== Set exercise ==
Please copy the records from the line with "List all visible" up to and including the line with "item-text: The Secret", leaving out the pictures.

== Records to process ==
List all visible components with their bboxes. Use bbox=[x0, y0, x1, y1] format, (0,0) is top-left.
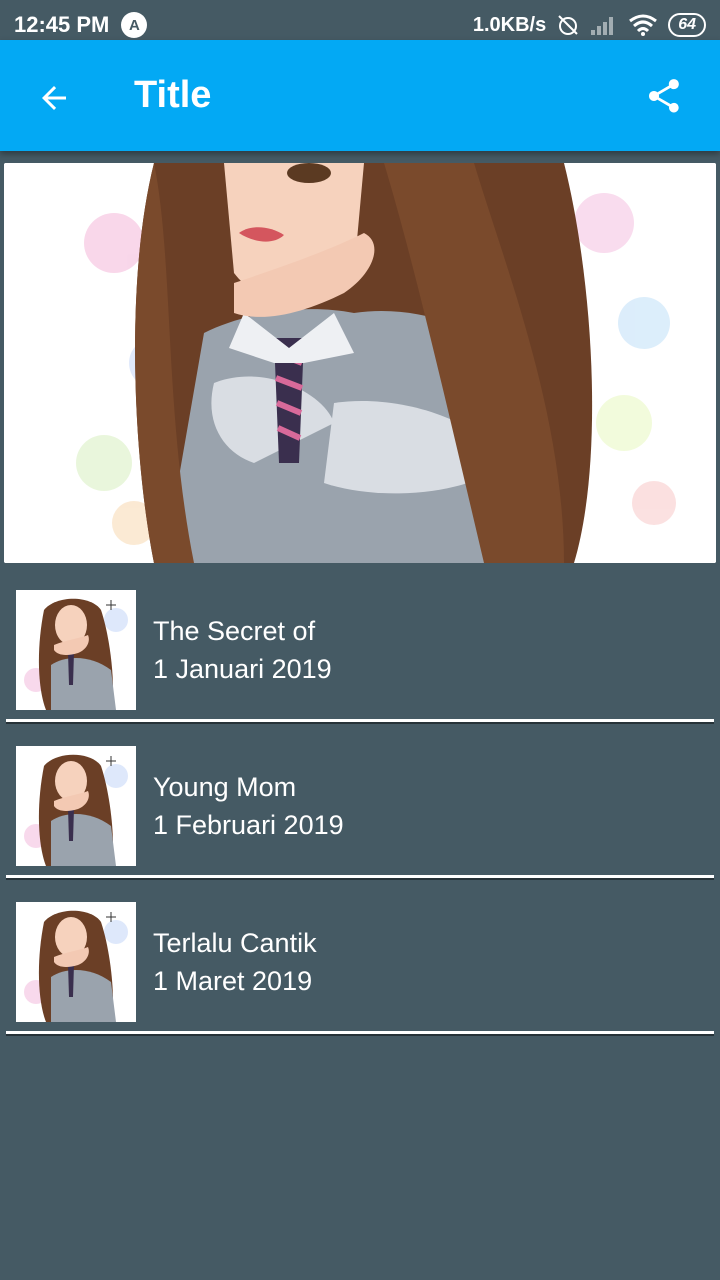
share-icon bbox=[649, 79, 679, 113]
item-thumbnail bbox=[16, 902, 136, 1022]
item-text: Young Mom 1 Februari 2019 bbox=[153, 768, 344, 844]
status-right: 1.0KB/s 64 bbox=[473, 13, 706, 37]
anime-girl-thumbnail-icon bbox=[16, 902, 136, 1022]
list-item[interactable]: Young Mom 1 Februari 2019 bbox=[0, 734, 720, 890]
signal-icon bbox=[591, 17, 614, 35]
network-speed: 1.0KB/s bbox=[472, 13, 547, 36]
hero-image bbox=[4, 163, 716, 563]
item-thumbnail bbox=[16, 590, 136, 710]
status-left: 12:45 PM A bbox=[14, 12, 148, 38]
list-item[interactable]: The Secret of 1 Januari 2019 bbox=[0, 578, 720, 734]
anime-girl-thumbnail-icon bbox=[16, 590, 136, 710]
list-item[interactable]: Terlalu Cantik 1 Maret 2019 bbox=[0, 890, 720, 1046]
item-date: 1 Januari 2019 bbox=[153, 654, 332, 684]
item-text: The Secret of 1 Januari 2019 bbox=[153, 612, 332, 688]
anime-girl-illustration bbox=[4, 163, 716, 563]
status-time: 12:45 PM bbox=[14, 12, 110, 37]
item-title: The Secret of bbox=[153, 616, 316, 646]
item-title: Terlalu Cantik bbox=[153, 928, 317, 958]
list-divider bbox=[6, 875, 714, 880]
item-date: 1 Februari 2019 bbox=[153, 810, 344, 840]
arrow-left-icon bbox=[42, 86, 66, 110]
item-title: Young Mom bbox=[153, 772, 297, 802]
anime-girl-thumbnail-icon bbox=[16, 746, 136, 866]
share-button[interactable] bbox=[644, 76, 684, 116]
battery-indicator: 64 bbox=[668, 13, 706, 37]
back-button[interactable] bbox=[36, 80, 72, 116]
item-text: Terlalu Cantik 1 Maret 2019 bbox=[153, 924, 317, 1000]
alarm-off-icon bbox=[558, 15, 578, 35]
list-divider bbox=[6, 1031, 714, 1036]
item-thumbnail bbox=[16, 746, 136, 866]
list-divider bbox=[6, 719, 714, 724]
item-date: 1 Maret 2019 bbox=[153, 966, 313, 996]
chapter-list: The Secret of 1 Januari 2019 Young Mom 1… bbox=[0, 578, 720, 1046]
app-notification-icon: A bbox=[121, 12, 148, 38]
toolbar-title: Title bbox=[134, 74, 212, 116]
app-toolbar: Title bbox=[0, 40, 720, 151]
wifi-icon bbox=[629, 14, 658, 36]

* * *

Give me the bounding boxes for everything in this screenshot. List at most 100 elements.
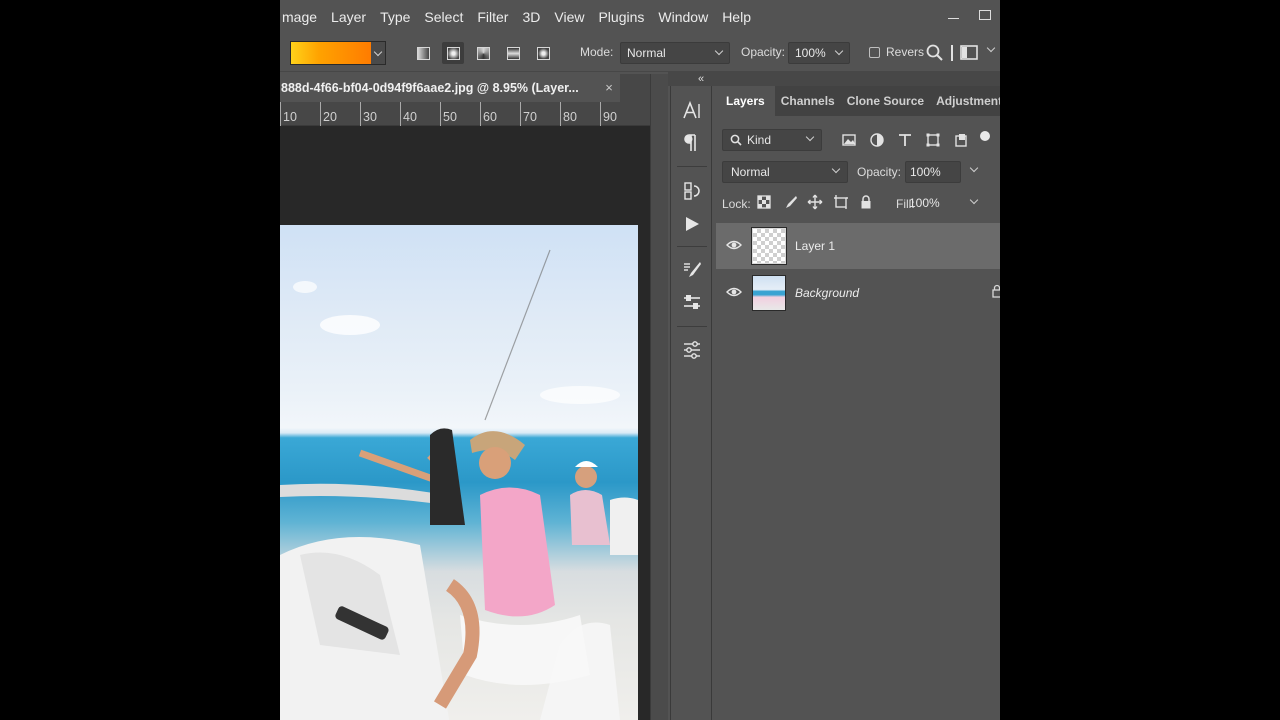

== Answer for the task ==
List all visible components with their bboxes. Use bbox=[x0, y0, x1, y1] format, (0,0) is top-left.
share-icon bbox=[649, 79, 679, 113]
item-thumbnail bbox=[16, 902, 136, 1022]
item-text: Young Mom 1 Februari 2019 bbox=[153, 768, 344, 844]
status-right: 1.0KB/s 64 bbox=[473, 13, 706, 37]
anime-girl-thumbnail-icon bbox=[16, 902, 136, 1022]
list-item[interactable]: Young Mom 1 Februari 2019 bbox=[0, 734, 720, 890]
signal-icon bbox=[591, 17, 614, 35]
network-speed: 1.0KB/s bbox=[472, 13, 547, 36]
hero-image bbox=[4, 163, 716, 563]
item-thumbnail bbox=[16, 590, 136, 710]
status-left: 12:45 PM A bbox=[14, 12, 148, 38]
list-item[interactable]: The Secret of 1 Januari 2019 bbox=[0, 578, 720, 734]
anime-girl-thumbnail-icon bbox=[16, 590, 136, 710]
list-item[interactable]: Terlalu Cantik 1 Maret 2019 bbox=[0, 890, 720, 1046]
item-date: 1 Januari 2019 bbox=[153, 654, 332, 684]
item-text: The Secret of 1 Januari 2019 bbox=[153, 612, 332, 688]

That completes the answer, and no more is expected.